▼

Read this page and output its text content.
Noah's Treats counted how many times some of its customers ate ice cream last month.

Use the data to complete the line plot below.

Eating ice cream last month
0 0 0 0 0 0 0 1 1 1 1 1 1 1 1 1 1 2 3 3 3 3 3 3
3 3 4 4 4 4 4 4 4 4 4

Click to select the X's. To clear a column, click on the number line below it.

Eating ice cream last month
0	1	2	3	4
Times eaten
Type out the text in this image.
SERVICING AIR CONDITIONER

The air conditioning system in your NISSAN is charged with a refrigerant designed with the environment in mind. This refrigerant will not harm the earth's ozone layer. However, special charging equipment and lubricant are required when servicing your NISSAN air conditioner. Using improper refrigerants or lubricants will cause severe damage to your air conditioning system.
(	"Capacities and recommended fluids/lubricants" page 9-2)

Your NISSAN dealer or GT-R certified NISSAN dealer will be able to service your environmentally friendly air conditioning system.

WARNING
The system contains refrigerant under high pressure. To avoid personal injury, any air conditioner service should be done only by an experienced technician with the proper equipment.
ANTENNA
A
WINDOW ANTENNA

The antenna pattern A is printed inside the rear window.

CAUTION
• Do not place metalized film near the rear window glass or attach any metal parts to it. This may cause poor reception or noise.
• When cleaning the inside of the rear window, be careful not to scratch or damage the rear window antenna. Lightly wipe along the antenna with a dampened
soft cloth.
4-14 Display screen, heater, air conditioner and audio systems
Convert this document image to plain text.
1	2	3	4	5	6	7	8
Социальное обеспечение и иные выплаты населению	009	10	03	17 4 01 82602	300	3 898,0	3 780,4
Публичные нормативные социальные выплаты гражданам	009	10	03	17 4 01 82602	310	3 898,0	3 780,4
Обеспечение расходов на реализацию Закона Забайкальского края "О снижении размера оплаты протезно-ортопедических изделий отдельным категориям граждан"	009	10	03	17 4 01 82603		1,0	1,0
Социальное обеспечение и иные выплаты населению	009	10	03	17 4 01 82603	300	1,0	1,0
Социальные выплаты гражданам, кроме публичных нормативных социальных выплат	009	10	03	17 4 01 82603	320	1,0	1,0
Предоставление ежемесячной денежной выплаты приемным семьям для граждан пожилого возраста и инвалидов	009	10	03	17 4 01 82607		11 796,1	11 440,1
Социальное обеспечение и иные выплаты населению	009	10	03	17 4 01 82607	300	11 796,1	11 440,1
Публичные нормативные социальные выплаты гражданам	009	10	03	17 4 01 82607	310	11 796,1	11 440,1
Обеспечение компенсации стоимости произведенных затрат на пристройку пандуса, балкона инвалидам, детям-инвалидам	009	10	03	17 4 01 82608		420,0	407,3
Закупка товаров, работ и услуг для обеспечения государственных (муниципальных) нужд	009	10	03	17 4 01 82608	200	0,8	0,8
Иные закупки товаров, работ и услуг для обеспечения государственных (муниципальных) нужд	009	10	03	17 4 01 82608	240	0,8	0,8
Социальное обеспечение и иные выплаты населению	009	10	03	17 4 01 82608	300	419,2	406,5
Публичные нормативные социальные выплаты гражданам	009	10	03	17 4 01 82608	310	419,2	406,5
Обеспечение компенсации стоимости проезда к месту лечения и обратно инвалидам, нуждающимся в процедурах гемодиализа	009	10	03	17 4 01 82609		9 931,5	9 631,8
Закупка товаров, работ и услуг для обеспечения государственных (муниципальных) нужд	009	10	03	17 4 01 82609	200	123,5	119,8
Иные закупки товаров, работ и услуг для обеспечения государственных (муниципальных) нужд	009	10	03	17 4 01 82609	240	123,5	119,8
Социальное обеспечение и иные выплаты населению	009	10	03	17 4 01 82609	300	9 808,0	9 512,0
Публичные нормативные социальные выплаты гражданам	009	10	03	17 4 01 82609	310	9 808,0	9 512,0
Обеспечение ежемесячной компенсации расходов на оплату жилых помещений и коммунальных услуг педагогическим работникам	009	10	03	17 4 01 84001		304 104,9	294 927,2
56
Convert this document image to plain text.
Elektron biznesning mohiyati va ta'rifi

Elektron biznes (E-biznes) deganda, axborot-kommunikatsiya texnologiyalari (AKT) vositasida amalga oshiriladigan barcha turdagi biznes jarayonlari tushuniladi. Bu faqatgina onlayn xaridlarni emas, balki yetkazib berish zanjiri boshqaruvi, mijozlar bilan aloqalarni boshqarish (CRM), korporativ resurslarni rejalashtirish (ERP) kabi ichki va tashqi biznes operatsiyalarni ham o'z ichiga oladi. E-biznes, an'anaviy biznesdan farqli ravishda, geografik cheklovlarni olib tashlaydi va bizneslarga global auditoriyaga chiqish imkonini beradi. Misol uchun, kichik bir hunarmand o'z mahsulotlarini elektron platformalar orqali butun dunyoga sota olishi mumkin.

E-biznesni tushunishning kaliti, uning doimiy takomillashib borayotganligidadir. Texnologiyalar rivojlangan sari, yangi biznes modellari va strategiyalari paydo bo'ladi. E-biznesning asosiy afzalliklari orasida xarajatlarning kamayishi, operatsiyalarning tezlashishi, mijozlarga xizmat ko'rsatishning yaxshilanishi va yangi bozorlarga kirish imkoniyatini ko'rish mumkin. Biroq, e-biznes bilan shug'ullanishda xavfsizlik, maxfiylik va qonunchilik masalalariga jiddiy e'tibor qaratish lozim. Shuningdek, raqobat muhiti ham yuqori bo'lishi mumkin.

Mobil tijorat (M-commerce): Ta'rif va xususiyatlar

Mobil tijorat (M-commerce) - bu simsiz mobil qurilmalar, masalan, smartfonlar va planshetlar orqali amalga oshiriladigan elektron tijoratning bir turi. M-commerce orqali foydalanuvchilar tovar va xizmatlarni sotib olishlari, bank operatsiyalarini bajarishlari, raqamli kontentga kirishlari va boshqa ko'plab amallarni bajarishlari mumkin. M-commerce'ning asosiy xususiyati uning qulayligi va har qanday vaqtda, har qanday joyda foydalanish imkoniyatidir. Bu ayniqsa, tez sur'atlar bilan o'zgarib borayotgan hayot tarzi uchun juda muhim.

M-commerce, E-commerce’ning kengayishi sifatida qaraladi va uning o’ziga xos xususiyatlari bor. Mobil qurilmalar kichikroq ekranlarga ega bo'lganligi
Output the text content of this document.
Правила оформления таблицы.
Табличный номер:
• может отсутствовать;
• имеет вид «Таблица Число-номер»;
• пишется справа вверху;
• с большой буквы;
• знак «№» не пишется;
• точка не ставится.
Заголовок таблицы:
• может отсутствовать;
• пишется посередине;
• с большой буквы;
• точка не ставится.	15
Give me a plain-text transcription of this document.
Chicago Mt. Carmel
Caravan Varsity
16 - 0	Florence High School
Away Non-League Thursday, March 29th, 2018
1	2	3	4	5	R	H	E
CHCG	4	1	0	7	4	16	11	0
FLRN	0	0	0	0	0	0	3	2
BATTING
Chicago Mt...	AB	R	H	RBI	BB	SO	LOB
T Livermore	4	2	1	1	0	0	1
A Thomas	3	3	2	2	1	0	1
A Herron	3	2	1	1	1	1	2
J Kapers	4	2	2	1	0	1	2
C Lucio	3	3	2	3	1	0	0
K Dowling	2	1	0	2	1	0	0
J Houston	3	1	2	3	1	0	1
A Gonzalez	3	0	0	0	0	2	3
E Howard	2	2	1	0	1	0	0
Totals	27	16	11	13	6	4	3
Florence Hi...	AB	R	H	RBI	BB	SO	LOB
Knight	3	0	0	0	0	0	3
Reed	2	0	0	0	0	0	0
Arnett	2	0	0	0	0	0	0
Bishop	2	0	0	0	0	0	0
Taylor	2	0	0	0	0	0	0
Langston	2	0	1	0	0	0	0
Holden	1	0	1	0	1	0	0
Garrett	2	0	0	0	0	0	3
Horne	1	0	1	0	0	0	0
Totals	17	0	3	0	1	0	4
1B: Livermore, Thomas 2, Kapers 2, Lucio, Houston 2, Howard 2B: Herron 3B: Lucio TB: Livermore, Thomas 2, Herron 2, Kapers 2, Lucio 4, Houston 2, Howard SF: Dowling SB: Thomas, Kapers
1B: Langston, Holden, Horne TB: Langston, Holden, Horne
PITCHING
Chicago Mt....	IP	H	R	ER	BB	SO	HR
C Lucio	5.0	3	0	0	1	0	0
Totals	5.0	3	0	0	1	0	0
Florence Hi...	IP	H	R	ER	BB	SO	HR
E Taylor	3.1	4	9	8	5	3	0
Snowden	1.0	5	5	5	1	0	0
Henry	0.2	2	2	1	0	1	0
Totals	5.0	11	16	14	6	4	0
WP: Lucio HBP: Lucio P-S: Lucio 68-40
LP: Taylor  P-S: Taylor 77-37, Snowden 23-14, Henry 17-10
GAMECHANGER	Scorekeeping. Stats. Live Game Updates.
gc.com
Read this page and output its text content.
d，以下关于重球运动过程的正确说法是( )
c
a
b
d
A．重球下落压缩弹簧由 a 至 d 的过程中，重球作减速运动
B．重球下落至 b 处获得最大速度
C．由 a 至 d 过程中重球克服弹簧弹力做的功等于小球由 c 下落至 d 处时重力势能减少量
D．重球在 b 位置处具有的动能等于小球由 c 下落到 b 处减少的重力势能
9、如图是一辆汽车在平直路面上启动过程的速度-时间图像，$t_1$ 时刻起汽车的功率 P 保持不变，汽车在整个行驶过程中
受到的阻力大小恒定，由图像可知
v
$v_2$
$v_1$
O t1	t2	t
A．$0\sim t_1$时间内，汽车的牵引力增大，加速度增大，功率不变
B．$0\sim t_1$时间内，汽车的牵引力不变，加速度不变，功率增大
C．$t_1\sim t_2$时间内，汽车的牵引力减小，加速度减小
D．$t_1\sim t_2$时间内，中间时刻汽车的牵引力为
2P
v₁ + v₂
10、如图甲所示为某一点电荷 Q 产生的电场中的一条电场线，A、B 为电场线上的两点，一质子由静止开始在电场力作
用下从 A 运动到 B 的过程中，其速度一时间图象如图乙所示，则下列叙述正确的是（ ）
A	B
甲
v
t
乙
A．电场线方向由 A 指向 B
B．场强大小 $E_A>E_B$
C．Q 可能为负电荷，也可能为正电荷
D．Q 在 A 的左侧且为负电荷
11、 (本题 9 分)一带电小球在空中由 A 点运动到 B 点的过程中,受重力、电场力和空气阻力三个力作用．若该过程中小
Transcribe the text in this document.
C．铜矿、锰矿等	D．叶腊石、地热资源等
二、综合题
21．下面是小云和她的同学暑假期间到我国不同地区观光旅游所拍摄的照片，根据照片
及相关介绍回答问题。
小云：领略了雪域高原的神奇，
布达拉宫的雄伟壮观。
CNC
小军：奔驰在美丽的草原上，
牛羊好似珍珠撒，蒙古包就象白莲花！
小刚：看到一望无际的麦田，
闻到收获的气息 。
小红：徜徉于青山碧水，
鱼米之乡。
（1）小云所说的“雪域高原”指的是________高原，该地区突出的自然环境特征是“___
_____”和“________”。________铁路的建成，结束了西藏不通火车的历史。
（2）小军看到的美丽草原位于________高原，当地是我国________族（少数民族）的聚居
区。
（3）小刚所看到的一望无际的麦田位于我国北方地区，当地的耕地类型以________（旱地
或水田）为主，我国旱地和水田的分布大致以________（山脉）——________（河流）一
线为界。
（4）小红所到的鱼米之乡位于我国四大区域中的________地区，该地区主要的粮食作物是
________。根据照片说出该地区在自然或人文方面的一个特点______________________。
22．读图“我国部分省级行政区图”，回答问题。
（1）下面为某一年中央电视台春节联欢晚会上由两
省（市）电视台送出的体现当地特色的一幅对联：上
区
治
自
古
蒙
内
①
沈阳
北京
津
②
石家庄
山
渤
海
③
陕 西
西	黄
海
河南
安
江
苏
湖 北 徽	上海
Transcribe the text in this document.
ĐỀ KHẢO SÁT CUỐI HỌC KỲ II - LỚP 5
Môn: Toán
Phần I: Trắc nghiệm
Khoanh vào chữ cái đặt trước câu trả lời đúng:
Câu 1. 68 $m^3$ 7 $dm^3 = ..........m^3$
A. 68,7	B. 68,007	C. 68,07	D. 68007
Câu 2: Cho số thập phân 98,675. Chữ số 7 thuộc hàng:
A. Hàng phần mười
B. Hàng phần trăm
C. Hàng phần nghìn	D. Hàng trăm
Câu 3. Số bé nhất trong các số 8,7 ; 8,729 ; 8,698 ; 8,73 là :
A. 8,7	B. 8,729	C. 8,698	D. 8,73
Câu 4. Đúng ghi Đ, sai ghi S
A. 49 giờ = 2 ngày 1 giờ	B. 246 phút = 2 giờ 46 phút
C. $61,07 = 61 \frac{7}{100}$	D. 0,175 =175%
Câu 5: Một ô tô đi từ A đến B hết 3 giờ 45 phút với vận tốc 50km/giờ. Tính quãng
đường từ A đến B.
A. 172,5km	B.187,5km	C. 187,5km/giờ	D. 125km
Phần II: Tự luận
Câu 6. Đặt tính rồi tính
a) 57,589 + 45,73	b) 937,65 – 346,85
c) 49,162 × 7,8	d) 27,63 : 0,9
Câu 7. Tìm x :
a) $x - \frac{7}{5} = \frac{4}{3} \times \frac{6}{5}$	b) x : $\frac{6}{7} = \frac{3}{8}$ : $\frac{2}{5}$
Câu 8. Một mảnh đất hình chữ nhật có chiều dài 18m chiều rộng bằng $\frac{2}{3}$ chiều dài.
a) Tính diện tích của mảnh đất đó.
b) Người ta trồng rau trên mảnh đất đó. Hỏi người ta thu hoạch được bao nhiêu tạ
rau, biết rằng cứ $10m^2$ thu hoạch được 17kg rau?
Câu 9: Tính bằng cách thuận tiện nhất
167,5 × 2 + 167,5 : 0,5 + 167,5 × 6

▲

◆ TASK OBJECTIVE ◆
Find the word "государственных" in the entries above and gather every line that holds it.

◆ FINISHED EXERCISE ◆
Закупка товаров, работ и услуг для обеспечения государственных (муниципальных) нужд	009	10	03	17 4 01 82608	200	0,8	0,8
Иные закупки товаров, работ и услуг для обеспечения государственных (муниципальных) нужд	009	10	03	17 4 01 82608	240	0,8	0,8
Закупка товаров, работ и услуг для обеспечения государственных (муниципальных) нужд	009	10	03	17 4 01 82609	200	123,5	119,8
Иные закупки товаров, работ и услуг для обеспечения государственных (муниципальных) нужд	009	10	03	17 4 01 82609	240	123,5	119,8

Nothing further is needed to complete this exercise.